-- START RECORDS FOR PROCESSING --
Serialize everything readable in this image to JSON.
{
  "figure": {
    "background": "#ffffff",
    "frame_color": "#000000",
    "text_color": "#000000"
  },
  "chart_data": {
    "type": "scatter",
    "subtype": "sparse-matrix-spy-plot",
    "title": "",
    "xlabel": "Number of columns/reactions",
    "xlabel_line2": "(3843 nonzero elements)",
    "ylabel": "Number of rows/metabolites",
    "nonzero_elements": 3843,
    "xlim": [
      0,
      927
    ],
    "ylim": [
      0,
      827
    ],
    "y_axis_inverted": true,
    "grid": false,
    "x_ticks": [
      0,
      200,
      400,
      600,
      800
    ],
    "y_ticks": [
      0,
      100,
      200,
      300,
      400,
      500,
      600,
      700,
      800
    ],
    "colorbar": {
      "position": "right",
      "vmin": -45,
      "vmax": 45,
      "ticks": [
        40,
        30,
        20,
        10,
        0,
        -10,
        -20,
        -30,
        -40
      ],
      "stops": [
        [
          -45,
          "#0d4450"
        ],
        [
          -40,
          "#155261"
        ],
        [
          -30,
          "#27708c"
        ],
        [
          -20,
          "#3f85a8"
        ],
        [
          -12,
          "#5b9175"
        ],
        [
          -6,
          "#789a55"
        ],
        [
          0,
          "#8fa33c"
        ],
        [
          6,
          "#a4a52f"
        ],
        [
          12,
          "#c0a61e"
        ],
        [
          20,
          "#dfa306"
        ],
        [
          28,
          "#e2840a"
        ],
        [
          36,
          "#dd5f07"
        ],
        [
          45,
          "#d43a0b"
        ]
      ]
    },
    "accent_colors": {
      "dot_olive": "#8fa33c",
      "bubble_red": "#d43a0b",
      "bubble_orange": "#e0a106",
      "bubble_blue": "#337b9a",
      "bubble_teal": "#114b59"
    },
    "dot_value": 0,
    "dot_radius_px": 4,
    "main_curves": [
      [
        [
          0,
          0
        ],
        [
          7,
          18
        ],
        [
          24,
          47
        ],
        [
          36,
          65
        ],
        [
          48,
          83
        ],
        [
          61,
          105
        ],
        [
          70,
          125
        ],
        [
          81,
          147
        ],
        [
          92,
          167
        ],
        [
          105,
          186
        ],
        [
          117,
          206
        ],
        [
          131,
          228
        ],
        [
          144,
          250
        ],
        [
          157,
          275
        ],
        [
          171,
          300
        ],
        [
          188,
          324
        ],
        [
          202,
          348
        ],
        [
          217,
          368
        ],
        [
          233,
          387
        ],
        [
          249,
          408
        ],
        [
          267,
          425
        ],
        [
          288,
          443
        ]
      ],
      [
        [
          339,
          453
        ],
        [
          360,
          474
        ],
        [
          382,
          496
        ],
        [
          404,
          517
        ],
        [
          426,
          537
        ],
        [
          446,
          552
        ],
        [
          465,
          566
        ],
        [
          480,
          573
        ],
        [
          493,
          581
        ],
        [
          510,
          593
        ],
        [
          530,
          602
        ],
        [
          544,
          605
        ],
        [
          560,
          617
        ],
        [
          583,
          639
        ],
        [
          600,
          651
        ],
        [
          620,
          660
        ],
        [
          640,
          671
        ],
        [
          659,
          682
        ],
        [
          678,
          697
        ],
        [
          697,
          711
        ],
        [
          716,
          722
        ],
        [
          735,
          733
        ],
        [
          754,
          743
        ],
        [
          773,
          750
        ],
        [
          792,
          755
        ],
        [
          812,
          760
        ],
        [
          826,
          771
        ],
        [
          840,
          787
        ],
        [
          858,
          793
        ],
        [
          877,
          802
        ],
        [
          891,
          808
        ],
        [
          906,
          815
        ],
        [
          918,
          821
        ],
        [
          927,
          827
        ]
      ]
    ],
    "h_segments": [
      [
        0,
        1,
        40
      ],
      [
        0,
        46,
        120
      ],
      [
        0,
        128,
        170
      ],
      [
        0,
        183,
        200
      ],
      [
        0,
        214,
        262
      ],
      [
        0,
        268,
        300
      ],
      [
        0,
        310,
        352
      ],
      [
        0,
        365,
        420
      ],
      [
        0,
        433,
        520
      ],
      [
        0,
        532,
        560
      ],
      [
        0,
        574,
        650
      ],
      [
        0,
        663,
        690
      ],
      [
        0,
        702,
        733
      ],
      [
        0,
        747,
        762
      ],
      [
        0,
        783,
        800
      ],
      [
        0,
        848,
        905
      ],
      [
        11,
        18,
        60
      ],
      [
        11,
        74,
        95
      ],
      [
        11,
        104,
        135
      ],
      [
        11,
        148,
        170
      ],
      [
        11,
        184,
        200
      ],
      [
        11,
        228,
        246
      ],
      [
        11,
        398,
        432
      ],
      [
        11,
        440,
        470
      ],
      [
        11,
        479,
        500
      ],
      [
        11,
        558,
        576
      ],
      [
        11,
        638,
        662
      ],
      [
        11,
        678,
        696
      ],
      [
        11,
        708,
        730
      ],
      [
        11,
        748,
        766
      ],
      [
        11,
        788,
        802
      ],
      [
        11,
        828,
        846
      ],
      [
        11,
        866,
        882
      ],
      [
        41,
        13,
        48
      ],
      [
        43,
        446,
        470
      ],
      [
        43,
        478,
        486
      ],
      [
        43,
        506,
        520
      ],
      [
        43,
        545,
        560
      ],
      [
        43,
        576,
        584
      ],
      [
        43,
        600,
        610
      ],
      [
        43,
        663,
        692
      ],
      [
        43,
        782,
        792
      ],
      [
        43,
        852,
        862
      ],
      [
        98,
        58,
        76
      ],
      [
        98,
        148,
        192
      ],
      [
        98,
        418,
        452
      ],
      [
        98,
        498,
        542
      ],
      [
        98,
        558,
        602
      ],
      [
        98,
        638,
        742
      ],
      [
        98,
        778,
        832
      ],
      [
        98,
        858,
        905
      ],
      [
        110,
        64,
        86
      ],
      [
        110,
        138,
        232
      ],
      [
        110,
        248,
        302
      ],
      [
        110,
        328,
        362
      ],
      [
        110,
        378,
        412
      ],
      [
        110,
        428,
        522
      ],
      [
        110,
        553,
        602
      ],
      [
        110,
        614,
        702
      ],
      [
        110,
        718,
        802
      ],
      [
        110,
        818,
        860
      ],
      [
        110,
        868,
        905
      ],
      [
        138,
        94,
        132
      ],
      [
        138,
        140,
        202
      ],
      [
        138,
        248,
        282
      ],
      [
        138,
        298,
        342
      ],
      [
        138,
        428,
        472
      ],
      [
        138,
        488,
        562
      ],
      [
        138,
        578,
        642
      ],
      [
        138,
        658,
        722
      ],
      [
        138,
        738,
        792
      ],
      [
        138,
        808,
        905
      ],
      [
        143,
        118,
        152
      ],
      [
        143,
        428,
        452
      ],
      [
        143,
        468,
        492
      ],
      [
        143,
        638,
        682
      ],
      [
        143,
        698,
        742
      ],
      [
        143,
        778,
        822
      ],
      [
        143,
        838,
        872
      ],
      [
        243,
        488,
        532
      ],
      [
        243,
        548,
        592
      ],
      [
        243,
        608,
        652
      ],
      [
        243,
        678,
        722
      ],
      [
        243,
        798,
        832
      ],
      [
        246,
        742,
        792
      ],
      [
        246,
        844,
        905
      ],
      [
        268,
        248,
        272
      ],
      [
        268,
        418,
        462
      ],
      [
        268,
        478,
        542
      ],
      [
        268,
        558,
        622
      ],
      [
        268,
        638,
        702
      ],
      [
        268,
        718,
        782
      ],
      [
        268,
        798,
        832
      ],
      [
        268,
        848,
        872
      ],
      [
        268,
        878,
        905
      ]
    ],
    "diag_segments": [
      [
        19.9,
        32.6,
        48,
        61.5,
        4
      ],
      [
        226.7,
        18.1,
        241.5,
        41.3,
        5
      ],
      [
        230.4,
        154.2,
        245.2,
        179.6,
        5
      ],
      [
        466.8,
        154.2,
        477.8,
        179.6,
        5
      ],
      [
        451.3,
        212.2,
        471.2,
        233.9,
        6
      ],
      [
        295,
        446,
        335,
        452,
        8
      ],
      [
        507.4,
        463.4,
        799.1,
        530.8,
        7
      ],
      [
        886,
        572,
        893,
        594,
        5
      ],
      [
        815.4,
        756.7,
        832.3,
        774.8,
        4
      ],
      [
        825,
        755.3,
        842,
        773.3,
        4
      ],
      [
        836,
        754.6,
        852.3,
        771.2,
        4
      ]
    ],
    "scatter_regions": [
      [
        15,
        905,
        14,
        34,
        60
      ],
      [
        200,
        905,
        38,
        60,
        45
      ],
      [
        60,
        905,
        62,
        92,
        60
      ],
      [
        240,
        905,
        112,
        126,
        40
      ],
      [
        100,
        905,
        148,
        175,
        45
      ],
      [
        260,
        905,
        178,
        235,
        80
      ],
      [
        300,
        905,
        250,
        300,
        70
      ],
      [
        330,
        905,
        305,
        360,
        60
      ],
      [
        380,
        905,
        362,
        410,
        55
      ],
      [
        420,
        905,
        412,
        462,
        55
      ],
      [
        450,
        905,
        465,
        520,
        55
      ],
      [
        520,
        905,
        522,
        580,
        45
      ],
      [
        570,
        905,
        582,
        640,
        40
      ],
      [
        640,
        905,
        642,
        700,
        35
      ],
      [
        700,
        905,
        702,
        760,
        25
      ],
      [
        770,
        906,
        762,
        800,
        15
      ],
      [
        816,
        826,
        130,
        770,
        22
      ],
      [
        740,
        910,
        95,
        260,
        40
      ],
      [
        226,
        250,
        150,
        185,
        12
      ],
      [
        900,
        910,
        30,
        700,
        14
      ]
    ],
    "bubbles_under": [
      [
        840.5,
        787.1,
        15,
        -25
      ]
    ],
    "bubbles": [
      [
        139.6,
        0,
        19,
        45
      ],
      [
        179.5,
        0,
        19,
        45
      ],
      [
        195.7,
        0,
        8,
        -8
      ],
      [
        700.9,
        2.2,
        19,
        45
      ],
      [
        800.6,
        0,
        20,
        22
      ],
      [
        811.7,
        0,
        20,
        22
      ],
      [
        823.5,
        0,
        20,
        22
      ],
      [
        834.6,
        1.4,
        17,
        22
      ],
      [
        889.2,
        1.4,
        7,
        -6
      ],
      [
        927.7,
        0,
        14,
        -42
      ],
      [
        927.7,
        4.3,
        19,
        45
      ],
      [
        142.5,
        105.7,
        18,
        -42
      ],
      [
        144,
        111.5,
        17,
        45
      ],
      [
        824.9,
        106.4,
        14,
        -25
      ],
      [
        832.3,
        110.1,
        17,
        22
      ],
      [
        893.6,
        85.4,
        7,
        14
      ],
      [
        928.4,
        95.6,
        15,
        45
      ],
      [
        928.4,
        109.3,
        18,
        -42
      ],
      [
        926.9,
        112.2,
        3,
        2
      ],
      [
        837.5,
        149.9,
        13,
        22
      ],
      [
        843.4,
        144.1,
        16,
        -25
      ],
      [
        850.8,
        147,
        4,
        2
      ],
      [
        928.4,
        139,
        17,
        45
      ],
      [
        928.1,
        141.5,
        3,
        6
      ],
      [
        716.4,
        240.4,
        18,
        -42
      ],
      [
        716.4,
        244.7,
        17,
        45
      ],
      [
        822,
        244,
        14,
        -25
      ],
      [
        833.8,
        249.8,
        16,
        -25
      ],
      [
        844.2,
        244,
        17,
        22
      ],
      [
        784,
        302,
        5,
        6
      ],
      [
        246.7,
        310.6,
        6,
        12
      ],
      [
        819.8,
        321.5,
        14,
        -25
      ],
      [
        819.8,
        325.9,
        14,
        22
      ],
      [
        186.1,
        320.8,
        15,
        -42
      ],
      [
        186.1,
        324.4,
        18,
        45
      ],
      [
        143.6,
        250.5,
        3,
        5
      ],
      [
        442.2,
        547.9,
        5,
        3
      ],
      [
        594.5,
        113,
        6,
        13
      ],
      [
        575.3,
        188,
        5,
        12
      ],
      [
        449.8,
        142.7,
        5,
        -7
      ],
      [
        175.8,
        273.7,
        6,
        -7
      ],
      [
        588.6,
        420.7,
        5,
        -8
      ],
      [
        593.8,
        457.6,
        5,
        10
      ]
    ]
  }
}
-- END RECORDS FOR PROCESSING --
### [EXERCISE INSTRUCTIONS]
In the listing, find every line with the word "Number" and state how many there are, nothing more.

### [EXERCISE RESPONSE]
2